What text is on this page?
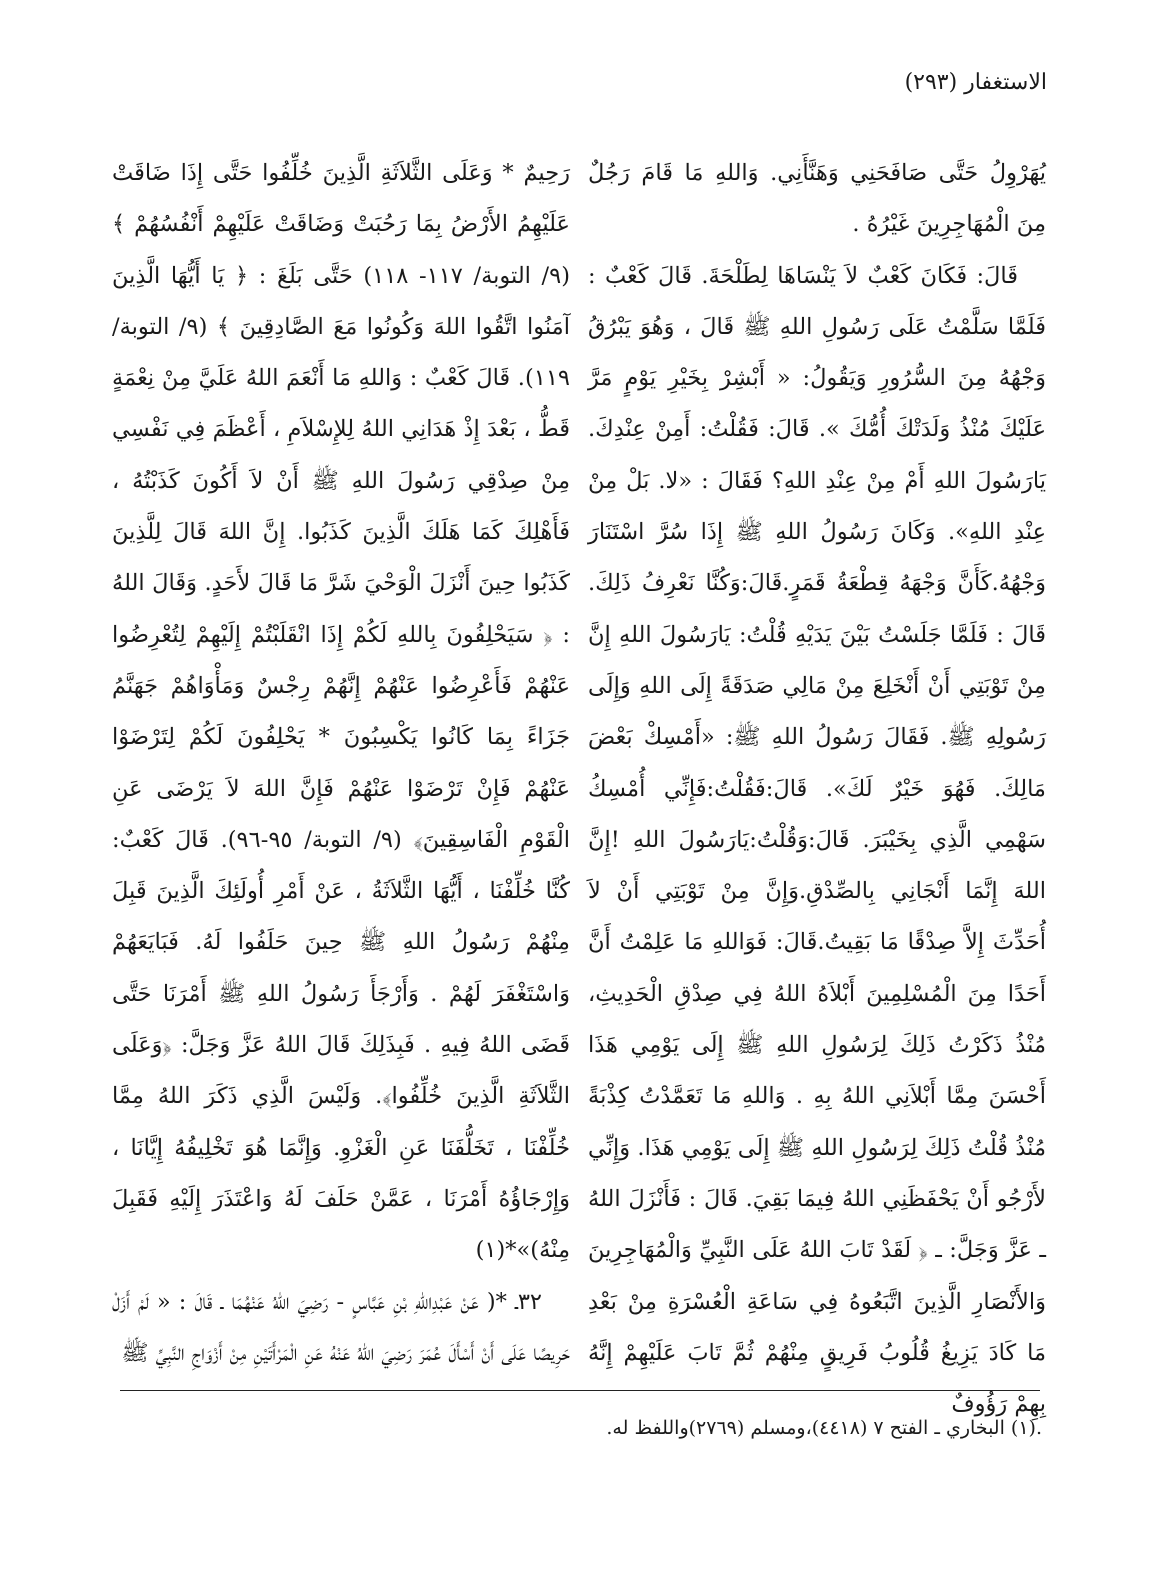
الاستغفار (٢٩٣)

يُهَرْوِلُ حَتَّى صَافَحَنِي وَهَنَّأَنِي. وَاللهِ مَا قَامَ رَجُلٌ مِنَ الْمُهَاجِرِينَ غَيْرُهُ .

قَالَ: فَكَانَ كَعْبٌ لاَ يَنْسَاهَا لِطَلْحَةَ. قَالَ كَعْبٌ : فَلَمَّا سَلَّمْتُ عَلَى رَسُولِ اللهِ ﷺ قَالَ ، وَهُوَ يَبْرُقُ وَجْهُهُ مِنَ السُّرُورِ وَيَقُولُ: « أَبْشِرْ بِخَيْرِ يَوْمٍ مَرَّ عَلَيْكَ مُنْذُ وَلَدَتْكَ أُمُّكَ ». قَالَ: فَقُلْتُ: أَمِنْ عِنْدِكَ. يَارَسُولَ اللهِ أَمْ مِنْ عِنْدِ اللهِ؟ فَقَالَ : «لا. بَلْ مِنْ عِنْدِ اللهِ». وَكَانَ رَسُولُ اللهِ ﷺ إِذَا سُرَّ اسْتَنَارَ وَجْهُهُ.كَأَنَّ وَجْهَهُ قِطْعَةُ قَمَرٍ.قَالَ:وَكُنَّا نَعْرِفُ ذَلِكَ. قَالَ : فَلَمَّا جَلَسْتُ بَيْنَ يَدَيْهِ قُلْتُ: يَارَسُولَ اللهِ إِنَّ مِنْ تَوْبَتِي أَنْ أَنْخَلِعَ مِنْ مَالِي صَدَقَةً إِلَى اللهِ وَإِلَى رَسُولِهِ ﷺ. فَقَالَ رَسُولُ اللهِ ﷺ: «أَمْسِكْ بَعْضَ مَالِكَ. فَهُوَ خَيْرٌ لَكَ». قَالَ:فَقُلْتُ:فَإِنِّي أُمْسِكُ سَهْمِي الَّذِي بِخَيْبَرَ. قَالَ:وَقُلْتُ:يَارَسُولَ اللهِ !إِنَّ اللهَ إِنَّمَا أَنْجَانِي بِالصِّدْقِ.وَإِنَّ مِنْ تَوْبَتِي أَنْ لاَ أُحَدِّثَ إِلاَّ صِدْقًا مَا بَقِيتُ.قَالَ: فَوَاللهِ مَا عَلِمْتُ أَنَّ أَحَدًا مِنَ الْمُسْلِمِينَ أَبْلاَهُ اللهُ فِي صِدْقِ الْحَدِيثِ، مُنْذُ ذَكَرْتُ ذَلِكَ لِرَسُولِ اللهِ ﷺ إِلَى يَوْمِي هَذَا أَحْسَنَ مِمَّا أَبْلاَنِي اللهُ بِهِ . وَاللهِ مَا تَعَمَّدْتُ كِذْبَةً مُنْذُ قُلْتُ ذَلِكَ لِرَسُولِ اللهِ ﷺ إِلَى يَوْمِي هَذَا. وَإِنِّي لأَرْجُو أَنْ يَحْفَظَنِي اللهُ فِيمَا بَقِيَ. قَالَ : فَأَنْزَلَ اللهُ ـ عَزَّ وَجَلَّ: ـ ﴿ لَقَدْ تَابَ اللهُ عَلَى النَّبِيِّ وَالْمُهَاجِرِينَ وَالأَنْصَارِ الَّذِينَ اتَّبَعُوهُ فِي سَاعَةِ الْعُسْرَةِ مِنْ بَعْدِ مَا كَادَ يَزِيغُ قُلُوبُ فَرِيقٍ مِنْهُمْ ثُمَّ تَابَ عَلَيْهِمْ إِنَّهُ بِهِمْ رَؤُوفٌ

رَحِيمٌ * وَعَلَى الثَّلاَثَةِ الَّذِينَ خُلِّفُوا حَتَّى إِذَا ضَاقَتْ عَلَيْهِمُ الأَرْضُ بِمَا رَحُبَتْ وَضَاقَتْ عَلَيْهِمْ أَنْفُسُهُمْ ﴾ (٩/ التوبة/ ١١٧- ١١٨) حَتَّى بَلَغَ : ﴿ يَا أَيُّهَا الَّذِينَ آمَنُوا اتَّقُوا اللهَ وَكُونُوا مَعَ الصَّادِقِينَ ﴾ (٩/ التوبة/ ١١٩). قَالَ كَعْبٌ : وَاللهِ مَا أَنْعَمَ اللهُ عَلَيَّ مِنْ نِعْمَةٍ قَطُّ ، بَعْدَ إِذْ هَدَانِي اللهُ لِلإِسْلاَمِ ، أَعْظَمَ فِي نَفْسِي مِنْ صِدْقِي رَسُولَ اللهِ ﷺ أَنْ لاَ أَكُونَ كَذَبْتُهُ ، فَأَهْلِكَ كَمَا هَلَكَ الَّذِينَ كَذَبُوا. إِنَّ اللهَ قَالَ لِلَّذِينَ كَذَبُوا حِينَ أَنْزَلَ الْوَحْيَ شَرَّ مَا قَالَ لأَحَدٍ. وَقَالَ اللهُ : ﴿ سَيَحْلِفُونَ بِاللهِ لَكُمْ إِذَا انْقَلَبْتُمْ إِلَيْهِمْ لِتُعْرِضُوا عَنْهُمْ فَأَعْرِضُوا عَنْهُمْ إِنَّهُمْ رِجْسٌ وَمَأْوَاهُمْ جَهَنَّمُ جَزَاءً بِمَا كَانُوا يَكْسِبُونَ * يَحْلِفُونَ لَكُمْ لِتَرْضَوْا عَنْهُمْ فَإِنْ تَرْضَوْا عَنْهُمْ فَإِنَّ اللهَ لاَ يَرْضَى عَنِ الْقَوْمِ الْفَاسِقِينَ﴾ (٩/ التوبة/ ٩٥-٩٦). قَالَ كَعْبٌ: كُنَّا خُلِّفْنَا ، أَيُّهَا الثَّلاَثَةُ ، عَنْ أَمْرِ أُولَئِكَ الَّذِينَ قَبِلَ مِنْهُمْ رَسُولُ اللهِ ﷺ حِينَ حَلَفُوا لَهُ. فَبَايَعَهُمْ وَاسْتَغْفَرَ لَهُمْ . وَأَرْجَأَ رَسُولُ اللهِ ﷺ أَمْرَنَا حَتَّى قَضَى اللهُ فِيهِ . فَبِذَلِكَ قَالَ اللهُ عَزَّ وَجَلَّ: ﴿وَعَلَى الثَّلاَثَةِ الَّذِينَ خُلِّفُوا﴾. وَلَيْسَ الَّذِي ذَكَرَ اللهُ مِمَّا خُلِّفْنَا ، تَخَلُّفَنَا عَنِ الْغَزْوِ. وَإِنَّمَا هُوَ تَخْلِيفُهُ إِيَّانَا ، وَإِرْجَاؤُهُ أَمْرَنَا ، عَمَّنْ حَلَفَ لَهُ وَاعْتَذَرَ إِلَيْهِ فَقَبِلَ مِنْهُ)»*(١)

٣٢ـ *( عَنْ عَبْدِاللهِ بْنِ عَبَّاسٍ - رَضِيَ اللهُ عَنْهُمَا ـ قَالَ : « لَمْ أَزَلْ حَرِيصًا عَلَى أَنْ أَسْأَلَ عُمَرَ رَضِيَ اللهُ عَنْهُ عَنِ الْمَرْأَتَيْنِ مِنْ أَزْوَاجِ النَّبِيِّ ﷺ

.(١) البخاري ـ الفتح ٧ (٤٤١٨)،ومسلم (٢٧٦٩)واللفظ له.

* * * * * * * * *

**Objective**
Reproduce all of the data exactly, omitting each picture it holds.

**Written answer**
What text is on this page?
الاستغفار (٢٩٣)

يُهَرْوِلُ حَتَّى صَافَحَنِي وَهَنَّأَنِي. وَاللهِ مَا قَامَ رَجُلٌ مِنَ الْمُهَاجِرِينَ غَيْرُهُ .

قَالَ: فَكَانَ كَعْبٌ لاَ يَنْسَاهَا لِطَلْحَةَ. قَالَ كَعْبٌ : فَلَمَّا سَلَّمْتُ عَلَى رَسُولِ اللهِ ﷺ قَالَ ، وَهُوَ يَبْرُقُ وَجْهُهُ مِنَ السُّرُورِ وَيَقُولُ: « أَبْشِرْ بِخَيْرِ يَوْمٍ مَرَّ عَلَيْكَ مُنْذُ وَلَدَتْكَ أُمُّكَ ». قَالَ: فَقُلْتُ: أَمِنْ عِنْدِكَ. يَارَسُولَ اللهِ أَمْ مِنْ عِنْدِ اللهِ؟ فَقَالَ : «لا. بَلْ مِنْ عِنْدِ اللهِ». وَكَانَ رَسُولُ اللهِ ﷺ إِذَا سُرَّ اسْتَنَارَ وَجْهُهُ.كَأَنَّ وَجْهَهُ قِطْعَةُ قَمَرٍ.قَالَ:وَكُنَّا نَعْرِفُ ذَلِكَ. قَالَ : فَلَمَّا جَلَسْتُ بَيْنَ يَدَيْهِ قُلْتُ: يَارَسُولَ اللهِ إِنَّ مِنْ تَوْبَتِي أَنْ أَنْخَلِعَ مِنْ مَالِي صَدَقَةً إِلَى اللهِ وَإِلَى رَسُولِهِ ﷺ. فَقَالَ رَسُولُ اللهِ ﷺ: «أَمْسِكْ بَعْضَ مَالِكَ. فَهُوَ خَيْرٌ لَكَ». قَالَ:فَقُلْتُ:فَإِنِّي أُمْسِكُ سَهْمِي الَّذِي بِخَيْبَرَ. قَالَ:وَقُلْتُ:يَارَسُولَ اللهِ !إِنَّ اللهَ إِنَّمَا أَنْجَانِي بِالصِّدْقِ.وَإِنَّ مِنْ تَوْبَتِي أَنْ لاَ أُحَدِّثَ إِلاَّ صِدْقًا مَا بَقِيتُ.قَالَ: فَوَاللهِ مَا عَلِمْتُ أَنَّ أَحَدًا مِنَ الْمُسْلِمِينَ أَبْلاَهُ اللهُ فِي صِدْقِ الْحَدِيثِ، مُنْذُ ذَكَرْتُ ذَلِكَ لِرَسُولِ اللهِ ﷺ إِلَى يَوْمِي هَذَا أَحْسَنَ مِمَّا أَبْلاَنِي اللهُ بِهِ . وَاللهِ مَا تَعَمَّدْتُ كِذْبَةً مُنْذُ قُلْتُ ذَلِكَ لِرَسُولِ اللهِ ﷺ إِلَى يَوْمِي هَذَا. وَإِنِّي لأَرْجُو أَنْ يَحْفَظَنِي اللهُ فِيمَا بَقِيَ. قَالَ : فَأَنْزَلَ اللهُ ـ عَزَّ وَجَلَّ: ـ ﴿ لَقَدْ تَابَ اللهُ عَلَى النَّبِيِّ وَالْمُهَاجِرِينَ وَالأَنْصَارِ الَّذِينَ اتَّبَعُوهُ فِي سَاعَةِ الْعُسْرَةِ مِنْ بَعْدِ مَا كَادَ يَزِيغُ قُلُوبُ فَرِيقٍ مِنْهُمْ ثُمَّ تَابَ عَلَيْهِمْ إِنَّهُ بِهِمْ رَؤُوفٌ

رَحِيمٌ * وَعَلَى الثَّلاَثَةِ الَّذِينَ خُلِّفُوا حَتَّى إِذَا ضَاقَتْ عَلَيْهِمُ الأَرْضُ بِمَا رَحُبَتْ وَضَاقَتْ عَلَيْهِمْ أَنْفُسُهُمْ ﴾ (٩/ التوبة/ ١١٧- ١١٨) حَتَّى بَلَغَ : ﴿ يَا أَيُّهَا الَّذِينَ آمَنُوا اتَّقُوا اللهَ وَكُونُوا مَعَ الصَّادِقِينَ ﴾ (٩/ التوبة/ ١١٩). قَالَ كَعْبٌ : وَاللهِ مَا أَنْعَمَ اللهُ عَلَيَّ مِنْ نِعْمَةٍ قَطُّ ، بَعْدَ إِذْ هَدَانِي اللهُ لِلإِسْلاَمِ ، أَعْظَمَ فِي نَفْسِي مِنْ صِدْقِي رَسُولَ اللهِ ﷺ أَنْ لاَ أَكُونَ كَذَبْتُهُ ، فَأَهْلِكَ كَمَا هَلَكَ الَّذِينَ كَذَبُوا. إِنَّ اللهَ قَالَ لِلَّذِينَ كَذَبُوا حِينَ أَنْزَلَ الْوَحْيَ شَرَّ مَا قَالَ لأَحَدٍ. وَقَالَ اللهُ : ﴿ سَيَحْلِفُونَ بِاللهِ لَكُمْ إِذَا انْقَلَبْتُمْ إِلَيْهِمْ لِتُعْرِضُوا عَنْهُمْ فَأَعْرِضُوا عَنْهُمْ إِنَّهُمْ رِجْسٌ وَمَأْوَاهُمْ جَهَنَّمُ جَزَاءً بِمَا كَانُوا يَكْسِبُونَ * يَحْلِفُونَ لَكُمْ لِتَرْضَوْا عَنْهُمْ فَإِنْ تَرْضَوْا عَنْهُمْ فَإِنَّ اللهَ لاَ يَرْضَى عَنِ الْقَوْمِ الْفَاسِقِينَ﴾ (٩/ التوبة/ ٩٥-٩٦). قَالَ كَعْبٌ: كُنَّا خُلِّفْنَا ، أَيُّهَا الثَّلاَثَةُ ، عَنْ أَمْرِ أُولَئِكَ الَّذِينَ قَبِلَ مِنْهُمْ رَسُولُ اللهِ ﷺ حِينَ حَلَفُوا لَهُ. فَبَايَعَهُمْ وَاسْتَغْفَرَ لَهُمْ . وَأَرْجَأَ رَسُولُ اللهِ ﷺ أَمْرَنَا حَتَّى قَضَى اللهُ فِيهِ . فَبِذَلِكَ قَالَ اللهُ عَزَّ وَجَلَّ: ﴿وَعَلَى الثَّلاَثَةِ الَّذِينَ خُلِّفُوا﴾. وَلَيْسَ الَّذِي ذَكَرَ اللهُ مِمَّا خُلِّفْنَا ، تَخَلُّفَنَا عَنِ الْغَزْوِ. وَإِنَّمَا هُوَ تَخْلِيفُهُ إِيَّانَا ، وَإِرْجَاؤُهُ أَمْرَنَا ، عَمَّنْ حَلَفَ لَهُ وَاعْتَذَرَ إِلَيْهِ فَقَبِلَ مِنْهُ)»*(١)

٣٢ـ *( عَنْ عَبْدِاللهِ بْنِ عَبَّاسٍ - رَضِيَ اللهُ عَنْهُمَا ـ قَالَ : « لَمْ أَزَلْ حَرِيصًا عَلَى أَنْ أَسْأَلَ عُمَرَ رَضِيَ اللهُ عَنْهُ عَنِ الْمَرْأَتَيْنِ مِنْ أَزْوَاجِ النَّبِيِّ ﷺ

.(١) البخاري ـ الفتح ٧ (٤٤١٨)،ومسلم (٢٧٦٩)واللفظ له.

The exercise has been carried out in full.